Rows:
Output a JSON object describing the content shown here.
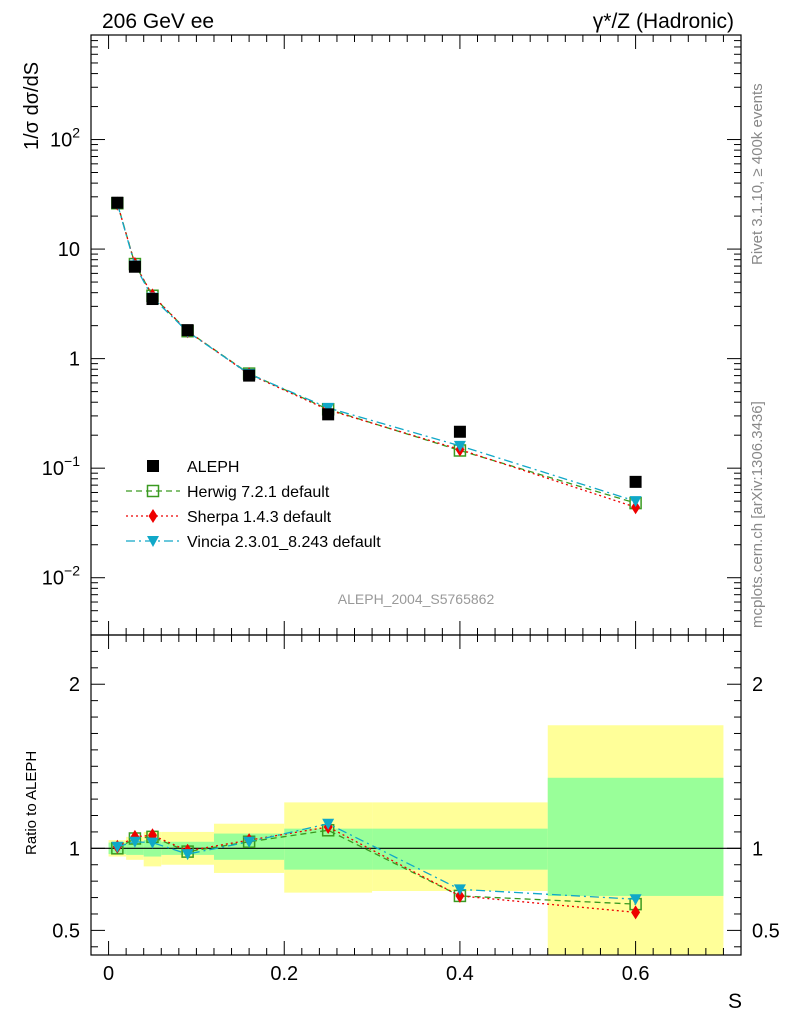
{
  "header": {
    "left_title": "206 GeV ee",
    "right_title": "γ*/Z (Hadronic)"
  },
  "side_labels": {
    "rivet": "Rivet 3.1.10, ≥ 400k events",
    "mcplots": "mcplots.cern.ch [arXiv:1306.3436]"
  },
  "watermark": "ALEPH_2004_S5765862",
  "colors": {
    "aleph": "#000000",
    "herwig": "#3a9a20",
    "sherpa": "#ee0000",
    "vincia": "#10a8c8",
    "band_inner": "#99ff99",
    "band_outer": "#ffff99"
  },
  "chart_data": [
    {
      "type": "scatter",
      "panel": "main",
      "ylabel": "1/σ  dσ/dS",
      "yscale": "log",
      "ylim": [
        0.003,
        900
      ],
      "xlim": [
        -0.02,
        0.72
      ],
      "y_tick_labels": [
        "10^-2",
        "10^-1",
        "1",
        "10",
        "10^2"
      ],
      "y_tick_values": [
        0.01,
        0.1,
        1,
        10,
        100
      ],
      "x": [
        0.01,
        0.03,
        0.05,
        0.09,
        0.16,
        0.25,
        0.4,
        0.6
      ],
      "series": [
        {
          "name": "ALEPH",
          "marker": "square",
          "values": [
            26.5,
            6.9,
            3.5,
            1.82,
            0.7,
            0.31,
            0.215,
            0.075
          ]
        },
        {
          "name": "Herwig 7.2.1 default",
          "marker": "open-square",
          "line": "dashed",
          "values": [
            26.2,
            7.3,
            3.75,
            1.78,
            0.73,
            0.345,
            0.145,
            0.048
          ]
        },
        {
          "name": "Sherpa 1.4.3 default",
          "marker": "diamond",
          "line": "dotted",
          "values": [
            26.0,
            7.3,
            3.78,
            1.78,
            0.72,
            0.34,
            0.148,
            0.044
          ]
        },
        {
          "name": "Vincia 2.3.01_8.243 default",
          "marker": "triangle-down",
          "line": "dashdot",
          "values": [
            26.0,
            7.1,
            3.6,
            1.76,
            0.725,
            0.355,
            0.16,
            0.05
          ]
        }
      ]
    },
    {
      "type": "scatter",
      "panel": "ratio",
      "ylabel": "Ratio to ALEPH",
      "xlabel": "S",
      "ylim": [
        0.35,
        2.3
      ],
      "xlim": [
        -0.02,
        0.72
      ],
      "y_tick_labels": [
        "0.5",
        "1",
        "2"
      ],
      "y_tick_values": [
        0.5,
        1,
        2
      ],
      "x_tick_labels": [
        "0",
        "0.2",
        "0.4",
        "0.6"
      ],
      "x_tick_values": [
        0,
        0.2,
        0.4,
        0.6
      ],
      "bins": [
        {
          "lo": 0.0,
          "hi": 0.02,
          "inner": [
            0.965,
            1.035
          ],
          "outer": [
            0.95,
            1.05
          ]
        },
        {
          "lo": 0.02,
          "hi": 0.04,
          "inner": [
            0.96,
            1.04
          ],
          "outer": [
            0.93,
            1.07
          ]
        },
        {
          "lo": 0.04,
          "hi": 0.06,
          "inner": [
            0.95,
            1.05
          ],
          "outer": [
            0.89,
            1.1
          ]
        },
        {
          "lo": 0.06,
          "hi": 0.12,
          "inner": [
            0.96,
            1.04
          ],
          "outer": [
            0.9,
            1.1
          ]
        },
        {
          "lo": 0.12,
          "hi": 0.2,
          "inner": [
            0.93,
            1.09
          ],
          "outer": [
            0.85,
            1.15
          ]
        },
        {
          "lo": 0.2,
          "hi": 0.3,
          "inner": [
            0.87,
            1.12
          ],
          "outer": [
            0.73,
            1.28
          ]
        },
        {
          "lo": 0.3,
          "hi": 0.5,
          "inner": [
            0.87,
            1.12
          ],
          "outer": [
            0.74,
            1.28
          ]
        },
        {
          "lo": 0.5,
          "hi": 0.7,
          "inner": [
            0.71,
            1.43
          ],
          "outer": [
            0.35,
            1.75
          ]
        }
      ],
      "series": [
        {
          "name": "Herwig 7.2.1 default",
          "values": [
            1.0,
            1.06,
            1.07,
            0.98,
            1.04,
            1.11,
            0.71,
            0.66
          ]
        },
        {
          "name": "Sherpa 1.4.3 default",
          "values": [
            1.01,
            1.07,
            1.08,
            0.985,
            1.05,
            1.13,
            0.71,
            0.61
          ]
        },
        {
          "name": "Vincia 2.3.01_8.243 default",
          "values": [
            1.01,
            1.04,
            1.035,
            0.965,
            1.04,
            1.15,
            0.75,
            0.69
          ]
        }
      ]
    }
  ]
}
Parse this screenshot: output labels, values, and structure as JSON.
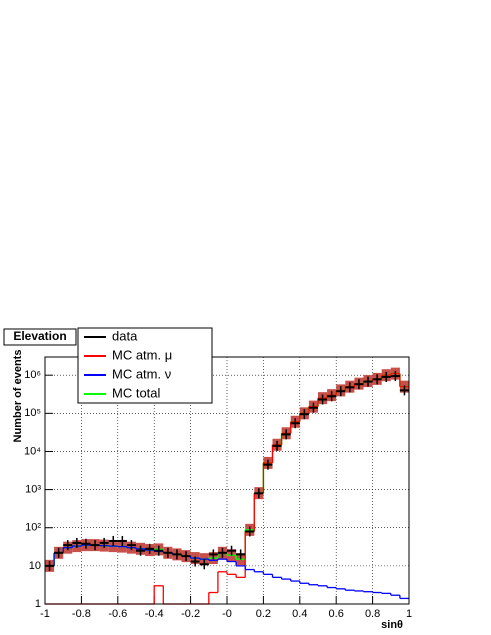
{
  "chart_data": {
    "type": "histogram",
    "title": "Elevation",
    "xlabel": "sinθ",
    "ylabel": "Number of events",
    "bins": [
      -1,
      -0.95,
      -0.9,
      -0.85,
      -0.8,
      -0.75,
      -0.7,
      -0.65,
      -0.6,
      -0.55,
      -0.5,
      -0.45,
      -0.4,
      -0.35,
      -0.3,
      -0.25,
      -0.2,
      -0.15,
      -0.1,
      -0.05,
      0,
      0.05,
      0.1,
      0.15,
      0.2,
      0.25,
      0.3,
      0.35,
      0.4,
      0.45,
      0.5,
      0.55,
      0.6,
      0.65,
      0.7,
      0.75,
      0.8,
      0.85,
      0.9,
      0.95,
      1
    ],
    "xlim": [
      -1,
      1
    ],
    "xticks": [
      -1,
      -0.8,
      -0.6,
      -0.4,
      -0.2,
      {
        "value": 0,
        "label": "-0"
      },
      0.2,
      0.4,
      0.6,
      0.8,
      1
    ],
    "ylim": [
      1,
      3000000
    ],
    "log_y": true,
    "yticks": [
      1,
      10,
      {
        "value": 100,
        "label": "10²"
      },
      {
        "value": 1000,
        "label": "10³"
      },
      {
        "value": 10000,
        "label": "10⁴"
      },
      {
        "value": 100000,
        "label": "10⁵"
      },
      {
        "value": 1000000,
        "label": "10⁶"
      }
    ],
    "grid": true,
    "legend": "top-left",
    "series": [
      {
        "name": "data",
        "color": "#000000",
        "style": "points",
        "values": [
          10,
          22,
          35,
          40,
          38,
          35,
          40,
          45,
          45,
          35,
          25,
          28,
          25,
          22,
          20,
          18,
          13,
          11,
          20,
          22,
          25,
          20,
          80,
          800,
          4500,
          14000,
          28000,
          55000,
          95000,
          140000,
          230000,
          280000,
          380000,
          480000,
          580000,
          680000,
          780000,
          900000,
          950000,
          400000
        ]
      },
      {
        "name": "MC atm. μ",
        "color": "#ff0000",
        "style": "step",
        "values": [
          0,
          0,
          0,
          0,
          0,
          0,
          0,
          0,
          0,
          0,
          0,
          0,
          3,
          0,
          0,
          0,
          0,
          0,
          2,
          7,
          6,
          5,
          80,
          800,
          5000,
          15000,
          30000,
          60000,
          100000,
          150000,
          250000,
          300000,
          400000,
          500000,
          600000,
          700000,
          800000,
          1000000,
          1100000,
          500000
        ]
      },
      {
        "name": "MC atm. ν",
        "color": "#0000ff",
        "style": "step",
        "values": [
          10,
          22,
          30,
          33,
          35,
          35,
          34,
          33,
          32,
          30,
          28,
          26,
          24,
          22,
          20,
          18,
          16,
          15,
          14,
          15,
          13,
          10,
          8,
          7,
          6,
          5,
          4.5,
          4,
          3.5,
          3.2,
          3,
          2.7,
          2.5,
          2.3,
          2.2,
          2.1,
          2,
          1.9,
          1.7,
          1.4
        ]
      },
      {
        "name": "MC total",
        "color": "#00ff00",
        "style": "band",
        "band_color": "#c8504a",
        "values": [
          10,
          22,
          30,
          33,
          35,
          35,
          34,
          33,
          32,
          30,
          28,
          26,
          27,
          22,
          20,
          18,
          16,
          15,
          16,
          22,
          19,
          15,
          88,
          807,
          5006,
          15005,
          30004,
          60004,
          100004,
          150003,
          250003,
          300003,
          400003,
          500002,
          600002,
          700002,
          800002,
          1000002,
          1100002,
          500001
        ]
      }
    ]
  }
}
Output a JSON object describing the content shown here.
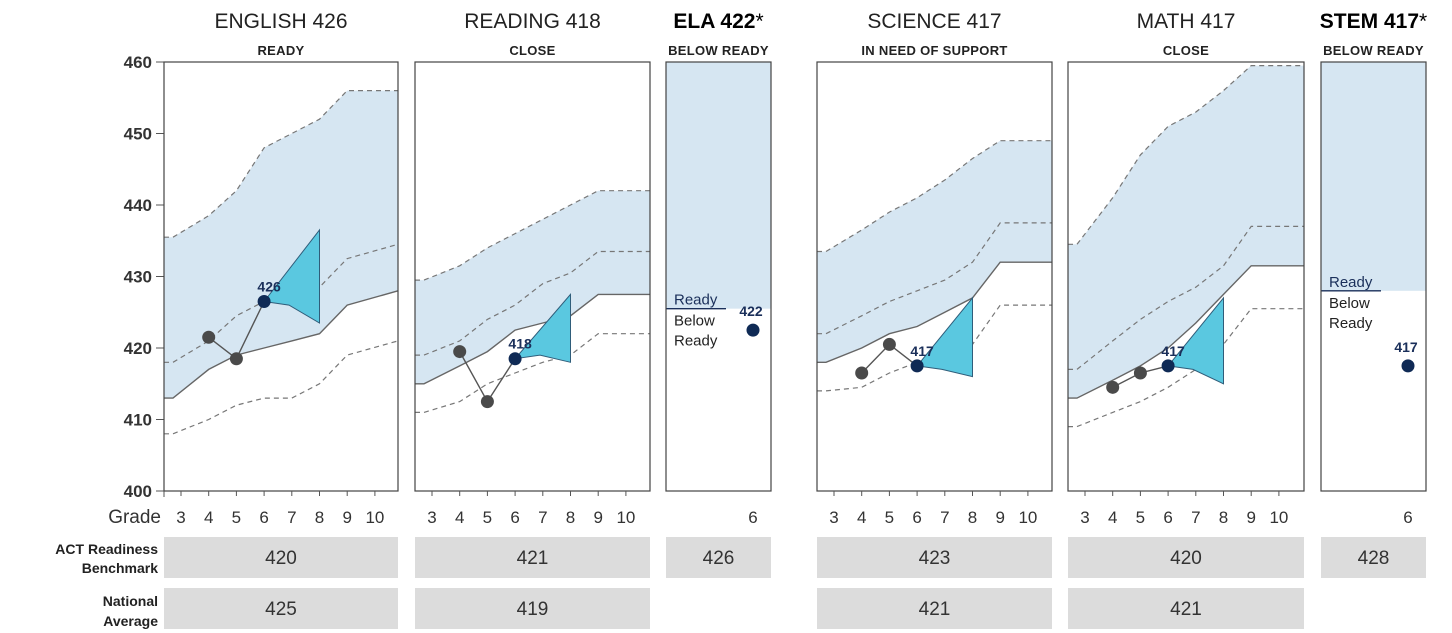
{
  "grade_label": "Grade",
  "rows": {
    "benchmark_line1": "ACT Readiness",
    "benchmark_line2": "Benchmark",
    "national_line1": "National",
    "national_line2": "Average"
  },
  "colors": {
    "band": "#d6e6f2",
    "projection": "#5ac8e0",
    "point_past": "#4a4a4a",
    "point_current": "#0f2a55",
    "table_cell": "#dcdcdc"
  },
  "chart_data": {
    "type": "line",
    "ylim": [
      400,
      460
    ],
    "yticks": [
      400,
      410,
      420,
      430,
      440,
      450,
      460
    ],
    "grid": false,
    "panels": [
      {
        "kind": "growth",
        "title": "ENGLISH 426",
        "status": "READY",
        "x_labels": [
          "3",
          "4",
          "5",
          "6",
          "7",
          "8",
          "9",
          "10"
        ],
        "band_upper": [
          435.5,
          435.5,
          438.5,
          442,
          448,
          450,
          452,
          456,
          456
        ],
        "band_lower": [
          413,
          413,
          417,
          419,
          420,
          421,
          422,
          426,
          428
        ],
        "mid_dashed": [
          418,
          418,
          421,
          424.5,
          426.5,
          428,
          428.5,
          432.5,
          434.5
        ],
        "low_dashed": [
          408,
          408,
          410,
          412,
          413,
          413,
          415,
          419,
          421
        ],
        "scores": [
          {
            "grade": 4,
            "value": 421.5
          },
          {
            "grade": 5,
            "value": 418.5
          },
          {
            "grade": 6,
            "value": 426.5
          }
        ],
        "current_label": "426",
        "projection": {
          "upper": 436.5,
          "lower": 423.5,
          "mid": 426
        }
      },
      {
        "kind": "growth",
        "title": "READING 418",
        "status": "CLOSE",
        "x_labels": [
          "3",
          "4",
          "5",
          "6",
          "7",
          "8",
          "9",
          "10"
        ],
        "band_upper": [
          429.5,
          429.5,
          431.5,
          434,
          436,
          438,
          440,
          442,
          442
        ],
        "band_lower": [
          415,
          415,
          417.5,
          419.5,
          422.5,
          423.5,
          424.5,
          427.5,
          427.5
        ],
        "mid_dashed": [
          419,
          419,
          421,
          424,
          426,
          429,
          430.5,
          433.5,
          433.5
        ],
        "low_dashed": [
          411,
          411,
          412.5,
          415,
          416.5,
          418,
          419,
          422,
          422
        ],
        "scores": [
          {
            "grade": 4,
            "value": 419.5
          },
          {
            "grade": 5,
            "value": 412.5
          },
          {
            "grade": 6,
            "value": 418.5
          }
        ],
        "current_label": "418",
        "projection": {
          "upper": 427.5,
          "lower": 418,
          "mid": 419
        }
      },
      {
        "kind": "single",
        "title_bold": "ELA 422",
        "title_suffix": "*",
        "status": "BELOW READY",
        "x_label": "6",
        "ready_line": 425.5,
        "ready_text": "Ready",
        "below_text_1": "Below",
        "below_text_2": "Ready",
        "score": 422.5,
        "score_label": "422"
      },
      {
        "kind": "growth",
        "title": "SCIENCE 417",
        "status": "IN NEED OF SUPPORT",
        "x_labels": [
          "3",
          "4",
          "5",
          "6",
          "7",
          "8",
          "9",
          "10"
        ],
        "band_upper": [
          433.5,
          433.5,
          436.5,
          439,
          441,
          443.5,
          446.5,
          449,
          449
        ],
        "band_lower": [
          418,
          418,
          420,
          422,
          423,
          425,
          427,
          432,
          432
        ],
        "mid_dashed": [
          422,
          422,
          424.5,
          426.5,
          428,
          429.5,
          432,
          437.5,
          437.5
        ],
        "low_dashed": [
          414,
          414,
          414.5,
          416.5,
          418,
          419,
          420.5,
          426,
          426
        ],
        "scores": [
          {
            "grade": 4,
            "value": 416.5
          },
          {
            "grade": 5,
            "value": 420.5
          },
          {
            "grade": 6,
            "value": 417.5
          }
        ],
        "current_label": "417",
        "projection": {
          "upper": 427,
          "lower": 416,
          "mid": 417
        }
      },
      {
        "kind": "growth",
        "title": "MATH 417",
        "status": "CLOSE",
        "x_labels": [
          "3",
          "4",
          "5",
          "6",
          "7",
          "8",
          "9",
          "10"
        ],
        "band_upper": [
          434.5,
          434.5,
          441,
          447,
          451,
          453,
          456,
          459.5,
          459.5
        ],
        "band_lower": [
          413,
          413,
          415.5,
          417.5,
          420,
          423.5,
          427.5,
          431.5,
          431.5
        ],
        "mid_dashed": [
          417,
          417,
          421,
          424,
          426.5,
          428.5,
          431.5,
          437,
          437
        ],
        "low_dashed": [
          409,
          409,
          411,
          412.5,
          414.5,
          417,
          420.5,
          425.5,
          425.5
        ],
        "scores": [
          {
            "grade": 4,
            "value": 414.5
          },
          {
            "grade": 5,
            "value": 416.5
          },
          {
            "grade": 6,
            "value": 417.5
          }
        ],
        "current_label": "417",
        "projection": {
          "upper": 427,
          "lower": 415,
          "mid": 417
        }
      },
      {
        "kind": "single",
        "title_bold": "STEM 417",
        "title_suffix": "*",
        "status": "BELOW READY",
        "x_label": "6",
        "ready_line": 428,
        "ready_text": "Ready",
        "below_text_1": "Below",
        "below_text_2": "Ready",
        "score": 417.5,
        "score_label": "417"
      }
    ],
    "table": {
      "benchmark": [
        "420",
        "421",
        "426",
        "423",
        "420",
        "428"
      ],
      "national": [
        "425",
        "419",
        "",
        "421",
        "421",
        ""
      ]
    }
  }
}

What to work on: Copy out each line of the records where the string "style" appears.

Output for this task:
        "style": "points",
        "style": "step",
        "style": "step",
        "style": "band",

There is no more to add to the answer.